REQUEST.
Extract each line of the records below that contains the word "Logerende".

○ ○ ○ ○ ○ ○ ○

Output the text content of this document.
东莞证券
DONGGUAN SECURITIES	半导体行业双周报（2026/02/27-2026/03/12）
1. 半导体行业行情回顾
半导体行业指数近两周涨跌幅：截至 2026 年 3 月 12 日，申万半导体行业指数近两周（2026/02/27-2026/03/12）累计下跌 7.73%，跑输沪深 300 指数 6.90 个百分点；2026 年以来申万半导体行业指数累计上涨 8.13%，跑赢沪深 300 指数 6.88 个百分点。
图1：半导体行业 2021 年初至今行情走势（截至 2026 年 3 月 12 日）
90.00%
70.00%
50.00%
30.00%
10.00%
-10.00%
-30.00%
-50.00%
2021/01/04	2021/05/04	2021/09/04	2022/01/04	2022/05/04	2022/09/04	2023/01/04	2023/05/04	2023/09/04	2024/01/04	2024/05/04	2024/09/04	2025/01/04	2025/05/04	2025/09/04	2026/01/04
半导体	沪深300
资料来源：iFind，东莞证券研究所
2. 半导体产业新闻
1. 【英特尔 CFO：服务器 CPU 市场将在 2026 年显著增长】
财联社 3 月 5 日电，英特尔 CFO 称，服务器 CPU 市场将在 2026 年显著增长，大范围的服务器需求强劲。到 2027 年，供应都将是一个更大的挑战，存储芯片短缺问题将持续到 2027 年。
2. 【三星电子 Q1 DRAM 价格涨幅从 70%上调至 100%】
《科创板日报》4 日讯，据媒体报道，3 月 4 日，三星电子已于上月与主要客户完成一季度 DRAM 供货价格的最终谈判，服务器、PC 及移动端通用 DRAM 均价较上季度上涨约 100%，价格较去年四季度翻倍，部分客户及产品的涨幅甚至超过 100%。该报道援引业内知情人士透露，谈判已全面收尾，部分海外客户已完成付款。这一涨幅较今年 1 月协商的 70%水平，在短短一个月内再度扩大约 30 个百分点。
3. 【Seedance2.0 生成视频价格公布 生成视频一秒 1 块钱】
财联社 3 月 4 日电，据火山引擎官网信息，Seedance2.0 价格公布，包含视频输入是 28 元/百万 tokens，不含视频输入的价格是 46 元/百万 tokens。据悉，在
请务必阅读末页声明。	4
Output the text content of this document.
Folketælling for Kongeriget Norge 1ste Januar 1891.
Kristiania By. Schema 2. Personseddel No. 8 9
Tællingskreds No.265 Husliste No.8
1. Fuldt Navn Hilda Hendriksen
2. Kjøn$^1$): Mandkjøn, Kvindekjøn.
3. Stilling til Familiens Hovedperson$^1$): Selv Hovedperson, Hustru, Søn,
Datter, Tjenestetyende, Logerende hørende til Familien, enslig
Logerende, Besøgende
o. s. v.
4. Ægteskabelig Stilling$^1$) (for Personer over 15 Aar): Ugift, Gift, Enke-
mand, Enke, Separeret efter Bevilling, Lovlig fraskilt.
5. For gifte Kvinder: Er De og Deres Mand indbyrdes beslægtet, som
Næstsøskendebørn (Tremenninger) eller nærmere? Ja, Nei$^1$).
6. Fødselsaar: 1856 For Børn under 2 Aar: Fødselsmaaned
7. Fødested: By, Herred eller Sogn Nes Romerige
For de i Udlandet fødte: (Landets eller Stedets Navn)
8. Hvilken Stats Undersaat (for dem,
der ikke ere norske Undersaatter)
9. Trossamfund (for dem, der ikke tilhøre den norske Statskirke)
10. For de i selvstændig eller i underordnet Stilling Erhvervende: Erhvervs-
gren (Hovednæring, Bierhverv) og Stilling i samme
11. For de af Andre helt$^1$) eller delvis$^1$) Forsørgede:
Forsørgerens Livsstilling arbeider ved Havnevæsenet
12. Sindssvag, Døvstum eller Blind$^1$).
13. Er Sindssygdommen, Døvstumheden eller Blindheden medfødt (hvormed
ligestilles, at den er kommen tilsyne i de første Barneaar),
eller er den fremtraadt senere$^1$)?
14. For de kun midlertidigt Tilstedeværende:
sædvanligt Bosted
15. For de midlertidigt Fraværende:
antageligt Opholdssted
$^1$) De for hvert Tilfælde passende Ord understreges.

○ ○ ○ ○ ○ ○ ○

IN RESPONSE.
Datter, Tjenestetyende, Logerende hørende til Familien, enslig
Logerende, Besøgende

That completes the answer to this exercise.